— EXERCISE DETAILS —
Using the records provided below, locate and copy each line that contains the word "Report".

— INPUT ROWS —
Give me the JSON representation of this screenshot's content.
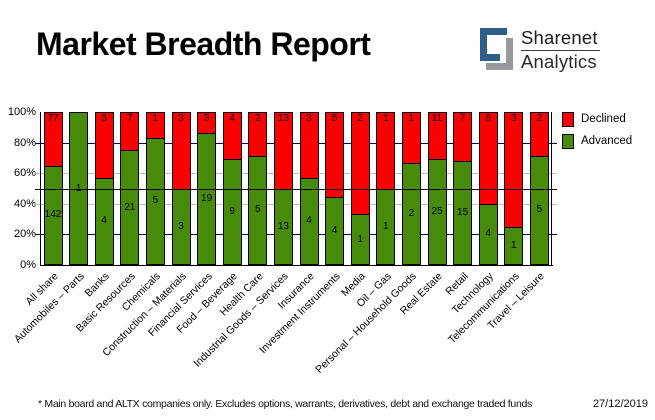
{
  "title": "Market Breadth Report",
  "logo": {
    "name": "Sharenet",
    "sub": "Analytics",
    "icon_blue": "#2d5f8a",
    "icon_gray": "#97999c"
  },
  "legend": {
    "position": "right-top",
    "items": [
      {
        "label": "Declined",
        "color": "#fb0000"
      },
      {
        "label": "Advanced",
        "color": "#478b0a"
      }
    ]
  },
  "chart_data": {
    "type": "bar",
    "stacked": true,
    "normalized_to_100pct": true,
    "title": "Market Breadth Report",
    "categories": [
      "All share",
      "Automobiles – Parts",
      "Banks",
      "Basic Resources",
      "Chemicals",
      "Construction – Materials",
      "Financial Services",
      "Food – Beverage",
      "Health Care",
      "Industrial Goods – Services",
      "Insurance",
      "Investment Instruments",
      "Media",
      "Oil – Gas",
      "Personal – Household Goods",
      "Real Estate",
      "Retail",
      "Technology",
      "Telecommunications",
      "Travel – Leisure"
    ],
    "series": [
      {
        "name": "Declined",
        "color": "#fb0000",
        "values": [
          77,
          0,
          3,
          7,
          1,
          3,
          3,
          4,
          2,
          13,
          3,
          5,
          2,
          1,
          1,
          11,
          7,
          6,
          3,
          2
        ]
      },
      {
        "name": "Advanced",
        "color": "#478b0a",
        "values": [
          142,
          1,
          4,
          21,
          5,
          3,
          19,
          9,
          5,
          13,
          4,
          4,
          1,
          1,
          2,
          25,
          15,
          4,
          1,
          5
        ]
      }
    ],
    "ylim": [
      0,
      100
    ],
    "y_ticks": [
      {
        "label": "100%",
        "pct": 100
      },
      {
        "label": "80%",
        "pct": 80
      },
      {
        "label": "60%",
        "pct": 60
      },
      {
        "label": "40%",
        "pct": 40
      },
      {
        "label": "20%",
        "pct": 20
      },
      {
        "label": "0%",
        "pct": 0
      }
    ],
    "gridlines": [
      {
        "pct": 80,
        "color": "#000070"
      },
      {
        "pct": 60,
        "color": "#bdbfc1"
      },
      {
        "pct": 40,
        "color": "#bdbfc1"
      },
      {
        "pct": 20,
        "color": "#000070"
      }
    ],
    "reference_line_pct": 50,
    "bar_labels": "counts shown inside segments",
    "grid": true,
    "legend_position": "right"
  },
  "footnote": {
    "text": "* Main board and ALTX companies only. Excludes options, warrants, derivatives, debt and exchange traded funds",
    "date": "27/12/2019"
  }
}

---

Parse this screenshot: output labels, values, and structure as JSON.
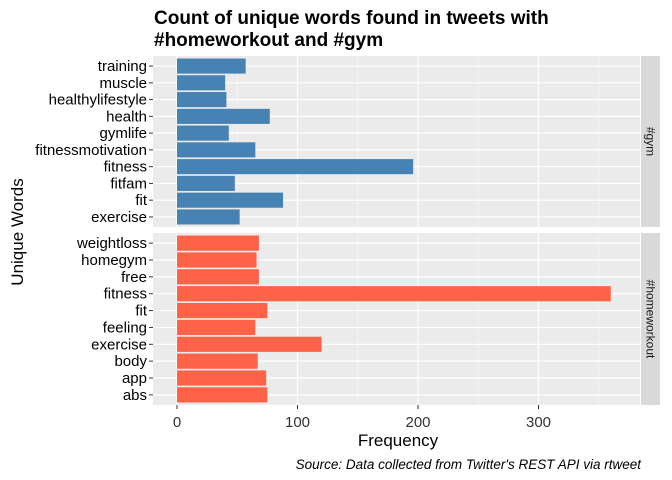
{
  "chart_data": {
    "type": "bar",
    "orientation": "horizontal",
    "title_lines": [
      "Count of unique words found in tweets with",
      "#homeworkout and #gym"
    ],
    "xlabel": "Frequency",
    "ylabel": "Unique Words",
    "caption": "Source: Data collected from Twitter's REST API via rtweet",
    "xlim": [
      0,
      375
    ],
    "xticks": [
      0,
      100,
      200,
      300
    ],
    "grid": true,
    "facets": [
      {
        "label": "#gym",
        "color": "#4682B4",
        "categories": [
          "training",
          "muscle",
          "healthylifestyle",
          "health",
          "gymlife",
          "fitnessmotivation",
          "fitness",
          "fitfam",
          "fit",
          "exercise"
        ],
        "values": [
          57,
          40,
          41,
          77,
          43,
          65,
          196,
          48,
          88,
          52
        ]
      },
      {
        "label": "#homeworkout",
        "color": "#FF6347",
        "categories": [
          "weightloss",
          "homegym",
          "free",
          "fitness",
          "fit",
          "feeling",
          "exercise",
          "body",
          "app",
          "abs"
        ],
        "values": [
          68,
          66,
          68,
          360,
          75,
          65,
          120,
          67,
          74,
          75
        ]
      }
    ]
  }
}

— WRITTEN RESPONSE —
  "title": "Market Breadth Report",
    "title": "Market Breadth Report",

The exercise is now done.